Return the lines of the data below verbatim, everything from the line containing "point-computer bbox=[442, 71, 448, 78]" down to the line containing "panel-a-chart: A 1.0", with both of those lines included.

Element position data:
====
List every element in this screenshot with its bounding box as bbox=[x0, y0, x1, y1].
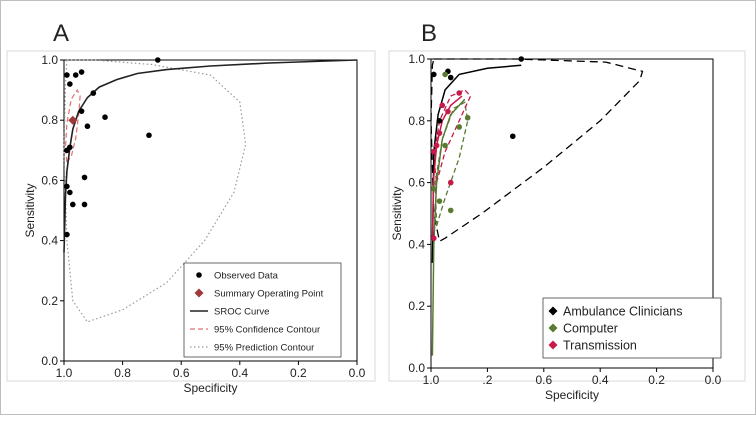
point-computer bbox=[442, 71, 448, 78]
observed-data-point bbox=[78, 69, 85, 75]
sroc-curve bbox=[63, 59, 358, 253]
legend-marker-computer bbox=[548, 323, 558, 333]
legend-observed-dot bbox=[196, 272, 202, 278]
observed-data-point bbox=[90, 90, 97, 96]
x-axis-title: Specificity bbox=[545, 388, 599, 402]
y-tick-label: 0.6 bbox=[41, 173, 58, 187]
observed-data-point bbox=[67, 189, 73, 196]
point-transmission bbox=[436, 130, 443, 136]
panel-a-chart: A 1.0 0.8 0.6 0.4 0.2 0.0 0.0 0.2 0.4 0.6 0.8 1.0 Spe… bbox=[6, 20, 376, 395]
x-tick-label: 0.4 bbox=[231, 366, 248, 380]
observed-data-point bbox=[67, 81, 73, 87]
legend-ambulance-clinicians: Ambulance Clinicians bbox=[563, 305, 683, 319]
y-axis-title: Sensitivity bbox=[23, 183, 37, 237]
point-computer bbox=[431, 185, 437, 192]
panel-a-outer-box bbox=[6, 50, 376, 382]
summary-operating-point bbox=[68, 115, 78, 125]
x-tick-label: 1.0 bbox=[56, 366, 73, 380]
y-tick-label: 0.0 bbox=[408, 361, 425, 375]
prediction-contour bbox=[63, 59, 247, 323]
x-axis-title: Specificity bbox=[183, 381, 237, 395]
legend-sroc-curve: SROC Curve bbox=[214, 307, 269, 318]
plot-area-border bbox=[430, 58, 714, 369]
y-tick-label: 0.0 bbox=[41, 354, 58, 368]
confidence-contour bbox=[64, 88, 81, 164]
panel-a-legend: Observed Data Summary Operating Point SROC… bbox=[183, 262, 342, 358]
y-tick-label: 0.2 bbox=[408, 299, 425, 313]
point-transmission bbox=[433, 142, 440, 149]
observed-data-point bbox=[64, 72, 70, 78]
observed-data-point bbox=[69, 201, 76, 208]
point-transmission bbox=[431, 148, 437, 155]
point-computer bbox=[447, 207, 454, 214]
observed-data-point bbox=[64, 183, 70, 190]
y-tick-label: 0.4 bbox=[408, 237, 425, 251]
point-transmission bbox=[431, 235, 437, 242]
legend-box bbox=[542, 297, 722, 359]
y-tick-label: 0.8 bbox=[41, 113, 58, 127]
observed-data-point bbox=[81, 201, 88, 208]
x-tick-label: 0.6 bbox=[173, 366, 190, 380]
x-tick-label: 0.0 bbox=[705, 373, 722, 387]
sroc-ambulance-clinicians bbox=[431, 64, 522, 263]
legend-summary-diamond bbox=[194, 288, 204, 298]
observed-data-point bbox=[102, 114, 108, 120]
observed-data-point bbox=[146, 132, 152, 139]
point-computer bbox=[464, 114, 471, 121]
observed-data-point bbox=[64, 231, 70, 238]
observed-data-point bbox=[154, 57, 161, 63]
y-tick-label: 0.4 bbox=[41, 234, 58, 248]
x-tick-label: 0.8 bbox=[114, 366, 131, 380]
x-tick-label: 0.6 bbox=[535, 373, 552, 387]
y-tick-label: 1.0 bbox=[41, 53, 58, 67]
y-tick-label: 0.8 bbox=[408, 114, 425, 128]
contour-ambulance-clinicians bbox=[430, 58, 644, 243]
legend-confidence-contour: 95% Confidence Contour bbox=[214, 325, 320, 336]
x-tick-label: 0.2 bbox=[290, 366, 307, 380]
sroc-computer bbox=[431, 98, 466, 356]
point-computer bbox=[456, 124, 463, 130]
legend-box bbox=[183, 262, 342, 358]
observed-data-point bbox=[78, 108, 85, 114]
legend-prediction-contour: 95% Prediction Contour bbox=[214, 343, 314, 354]
point-transmission bbox=[447, 179, 454, 186]
legend-transmission: Transmission bbox=[563, 339, 637, 353]
point-computer bbox=[436, 198, 443, 204]
point-ambulance-clinicians bbox=[431, 71, 437, 78]
point-transmission bbox=[439, 102, 446, 109]
x-tick-label: 0.2 bbox=[648, 373, 665, 387]
legend-computer: Computer bbox=[563, 322, 618, 336]
x-tick-label: .2 bbox=[482, 373, 492, 387]
point-ambulance-clinicians bbox=[509, 133, 516, 140]
panel-b-legend: Ambulance Clinicians Computer Transmission bbox=[542, 297, 722, 359]
x-tick-label: 1.0 bbox=[423, 373, 440, 387]
legend-marker-transmission bbox=[548, 340, 558, 350]
legend-summary-point: Summary Operating Point bbox=[214, 289, 324, 300]
point-computer bbox=[442, 142, 448, 149]
x-tick-label: 0.4 bbox=[592, 373, 609, 387]
observed-data-point bbox=[81, 174, 88, 181]
observed-data-point bbox=[84, 123, 91, 130]
y-axis-title: Sensitivity bbox=[390, 186, 404, 240]
point-ambulance-clinicians bbox=[518, 56, 525, 62]
panel-b-chart: B 1.0 .2 0.6 0.4 0.2 0.0 0.0 0.2 0.4 0.6 0.8 1.0 Spec… bbox=[388, 20, 746, 402]
point-transmission bbox=[445, 108, 451, 115]
panel-a-label: A bbox=[53, 20, 69, 47]
plot-area-border bbox=[63, 59, 358, 362]
observed-data-point bbox=[64, 147, 70, 154]
legend-observed-data: Observed Data bbox=[214, 271, 279, 282]
x-tick-label: 0.0 bbox=[349, 366, 366, 380]
y-tick-label: 1.0 bbox=[408, 52, 425, 66]
legend-marker-ambulance-clinicians bbox=[548, 306, 558, 316]
point-ambulance-clinicians bbox=[436, 118, 443, 124]
point-ambulance-clinicians bbox=[447, 74, 454, 81]
y-tick-label: 0.6 bbox=[408, 176, 425, 190]
panel-b-outer-box bbox=[388, 50, 746, 382]
observed-data-point bbox=[72, 72, 79, 78]
point-transmission bbox=[456, 90, 463, 96]
y-tick-label: 0.2 bbox=[41, 294, 58, 308]
panel-b-label: B bbox=[421, 20, 437, 47]
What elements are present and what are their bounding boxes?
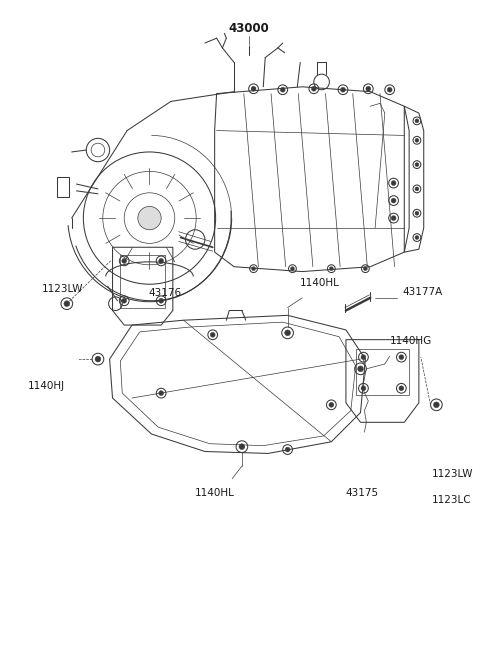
Circle shape — [415, 119, 419, 122]
Circle shape — [363, 267, 367, 271]
Text: 1140HG: 1140HG — [390, 337, 432, 346]
Circle shape — [122, 259, 127, 263]
Circle shape — [159, 298, 164, 303]
Circle shape — [415, 187, 419, 191]
Text: 43175: 43175 — [346, 489, 379, 498]
Circle shape — [387, 87, 392, 92]
Circle shape — [252, 267, 255, 271]
Circle shape — [329, 267, 333, 271]
Circle shape — [366, 86, 371, 91]
Text: 43176: 43176 — [148, 288, 181, 298]
Circle shape — [290, 267, 294, 271]
Circle shape — [391, 215, 396, 221]
Circle shape — [210, 332, 215, 337]
Circle shape — [285, 330, 290, 336]
Circle shape — [391, 198, 396, 203]
Circle shape — [415, 236, 419, 240]
Circle shape — [415, 138, 419, 142]
Circle shape — [122, 298, 127, 303]
Circle shape — [329, 402, 334, 407]
Circle shape — [361, 355, 366, 360]
Circle shape — [159, 259, 164, 263]
Text: 43000: 43000 — [228, 22, 269, 35]
Text: 1123LW: 1123LW — [432, 469, 473, 479]
Circle shape — [138, 206, 161, 230]
Circle shape — [312, 86, 316, 91]
Text: 1123LW: 1123LW — [42, 284, 83, 294]
Text: 1140HL: 1140HL — [300, 278, 340, 288]
Circle shape — [399, 355, 404, 360]
Text: 43177A: 43177A — [402, 287, 443, 297]
Circle shape — [251, 86, 256, 91]
Circle shape — [239, 443, 245, 449]
Circle shape — [399, 386, 404, 391]
Text: 1140HL: 1140HL — [195, 489, 235, 498]
Text: 1123LC: 1123LC — [432, 495, 471, 505]
Circle shape — [358, 366, 363, 372]
Circle shape — [415, 162, 419, 166]
Circle shape — [391, 181, 396, 185]
Circle shape — [64, 301, 70, 307]
Circle shape — [285, 447, 290, 452]
Text: 1140HJ: 1140HJ — [28, 381, 65, 392]
Circle shape — [341, 87, 346, 92]
Circle shape — [361, 386, 366, 391]
Circle shape — [415, 212, 419, 215]
Circle shape — [95, 356, 101, 362]
Circle shape — [433, 402, 439, 407]
Circle shape — [159, 391, 164, 396]
Circle shape — [280, 87, 285, 92]
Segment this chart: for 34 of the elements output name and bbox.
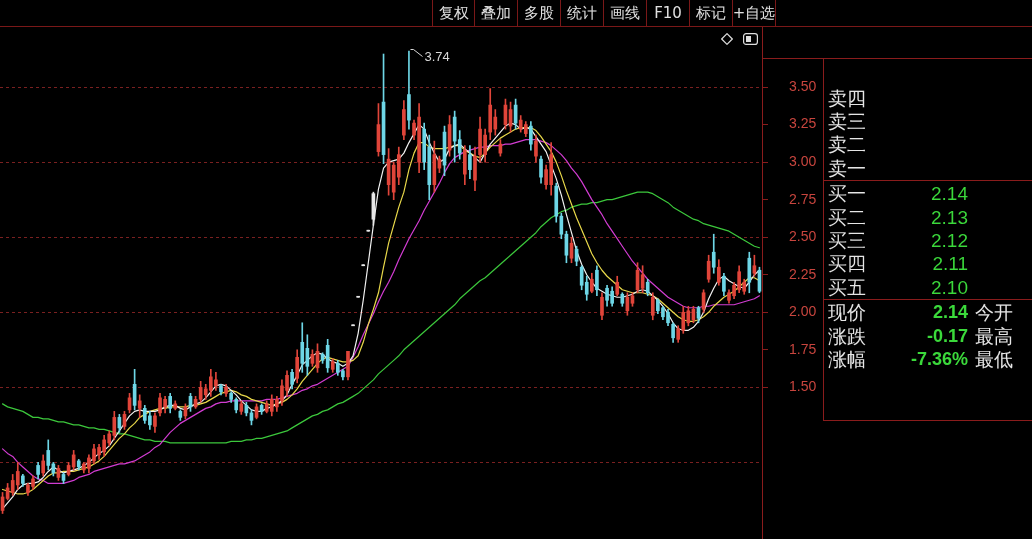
====
[The output]
point-computer bbox=[442, 71, 448, 78]
observed-data-point bbox=[78, 69, 85, 75]
sroc-curve bbox=[63, 59, 358, 253]
legend-marker-computer bbox=[548, 323, 558, 333]
legend-observed-dot bbox=[196, 272, 202, 278]
observed-data-point bbox=[90, 90, 97, 96]
x-axis-title: Specificity bbox=[545, 388, 599, 402]
y-tick-label: 0.6 bbox=[41, 173, 58, 187]
observed-data-point bbox=[67, 189, 73, 196]
point-transmission bbox=[436, 130, 443, 136]
panel-a-chart: A 1.0 0.8 0.6 0.4 0.2 0.0 0.0 0.2 0.4 0.6 0.8 1.0 Spe… bbox=[6, 20, 376, 395]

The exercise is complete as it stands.